**GIVEN TASK:** Identify all lines below that hold "label" and collect them.

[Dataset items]
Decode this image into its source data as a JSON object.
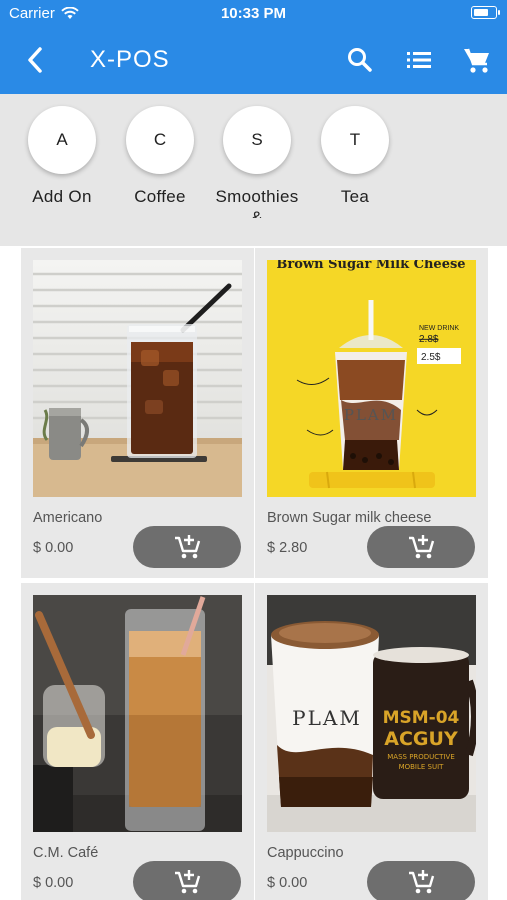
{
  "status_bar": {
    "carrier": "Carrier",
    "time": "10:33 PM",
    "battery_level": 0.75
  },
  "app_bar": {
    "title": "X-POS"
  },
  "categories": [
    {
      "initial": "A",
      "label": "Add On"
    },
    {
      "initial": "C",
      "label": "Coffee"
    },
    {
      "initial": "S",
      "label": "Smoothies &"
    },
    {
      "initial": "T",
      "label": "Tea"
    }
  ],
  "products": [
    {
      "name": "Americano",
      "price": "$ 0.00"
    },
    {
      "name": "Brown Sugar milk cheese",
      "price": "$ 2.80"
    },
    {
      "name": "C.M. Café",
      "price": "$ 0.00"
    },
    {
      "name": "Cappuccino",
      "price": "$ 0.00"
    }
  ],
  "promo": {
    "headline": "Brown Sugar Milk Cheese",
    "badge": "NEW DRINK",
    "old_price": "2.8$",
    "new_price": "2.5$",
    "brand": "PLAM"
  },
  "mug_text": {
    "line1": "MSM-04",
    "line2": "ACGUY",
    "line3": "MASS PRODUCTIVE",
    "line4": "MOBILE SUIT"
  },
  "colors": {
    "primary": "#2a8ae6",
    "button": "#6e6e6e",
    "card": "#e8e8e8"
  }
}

**ANSWER TO THE PROBLEM:**
      "label": "Add On"
      "label": "Coffee"
      "label": "Smoothies &"
      "label": "Tea"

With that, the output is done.